■ SOURCE RECORDS ■
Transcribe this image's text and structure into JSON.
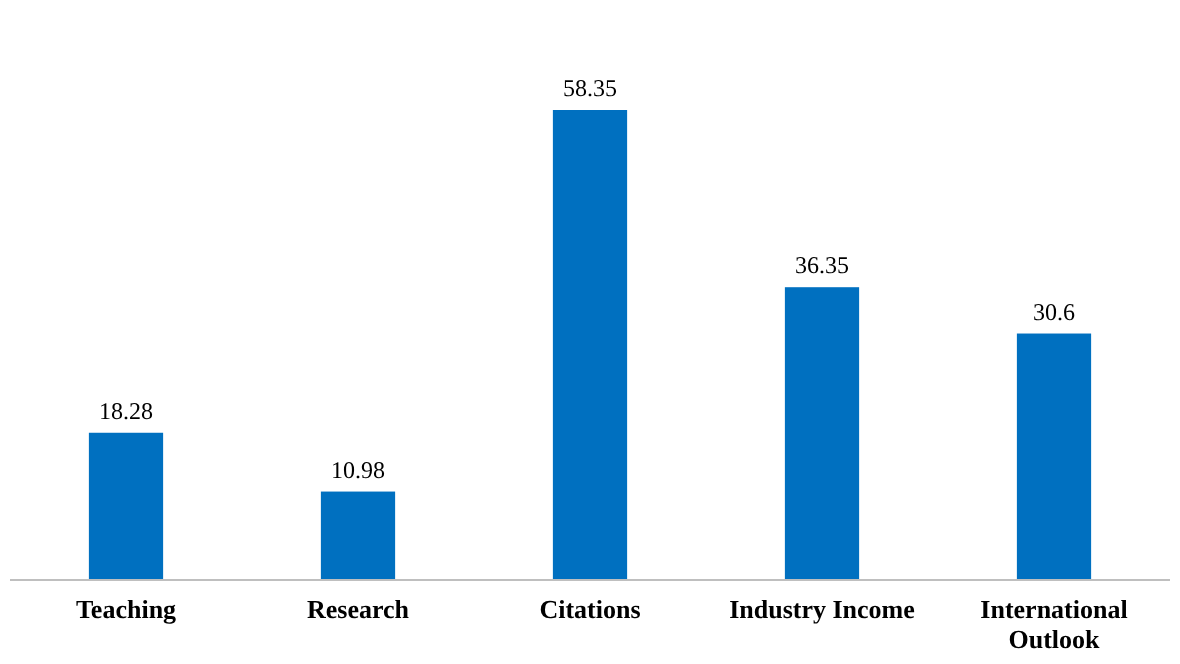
{
  "chart_data": {
    "type": "bar",
    "categories": [
      "Teaching",
      "Research",
      "Citations",
      "Industry Income",
      "International Outlook"
    ],
    "values": [
      18.28,
      10.98,
      58.35,
      36.35,
      30.6
    ],
    "color": "#0070c0",
    "data_labels": true
  }
}
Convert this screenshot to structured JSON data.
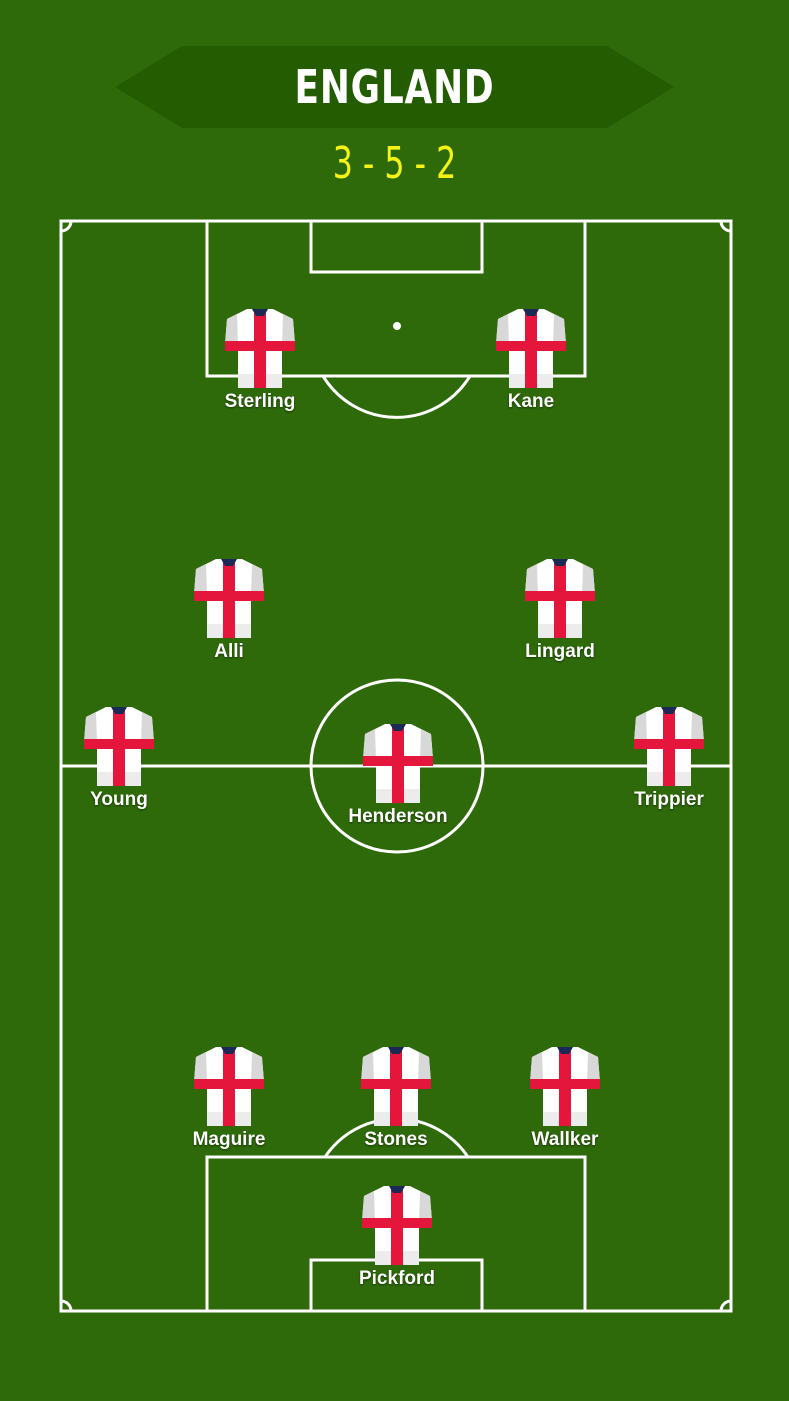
{
  "team": "ENGLAND",
  "formation": "3 - 5 - 2",
  "colors": {
    "grass": "#2e6a0a",
    "banner": "#245c02",
    "formation": "#f4f414",
    "lines": "#ffffff",
    "shirt_cross": "#e4163c",
    "collar": "#1b2a55"
  },
  "players": {
    "sterling": "Sterling",
    "kane": "Kane",
    "alli": "Alli",
    "lingard": "Lingard",
    "young": "Young",
    "henderson": "Henderson",
    "trippier": "Trippier",
    "maguire": "Maguire",
    "stones": "Stones",
    "walker": "Wallker",
    "pickford": "Pickford"
  }
}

■ TASK TO COMPLETE ■
Exactly as written, return every line of the listing, but not the pictures.

■ TASK ANSWER ■
Transcribe this image's text and structure into JSON.
{
  "chart_data": {
    "type": "bar",
    "categories": [
      "Teaching",
      "Research",
      "Citations",
      "Industry Income",
      "International Outlook"
    ],
    "values": [
      18.28,
      10.98,
      58.35,
      36.35,
      30.6
    ],
    "color": "#0070c0",
    "data_labels": true
  }
}
Convert this screenshot to structured JSON data.
{
  "team": "ENGLAND",
  "formation": "3 - 5 - 2",
  "colors": {
    "grass": "#2e6a0a",
    "banner": "#245c02",
    "formation": "#f4f414",
    "lines": "#ffffff",
    "shirt_cross": "#e4163c",
    "collar": "#1b2a55"
  },
  "players": {
    "sterling": "Sterling",
    "kane": "Kane",
    "alli": "Alli",
    "lingard": "Lingard",
    "young": "Young",
    "henderson": "Henderson",
    "trippier": "Trippier",
    "maguire": "Maguire",
    "stones": "Stones",
    "walker": "Wallker",
    "pickford": "Pickford"
  }
}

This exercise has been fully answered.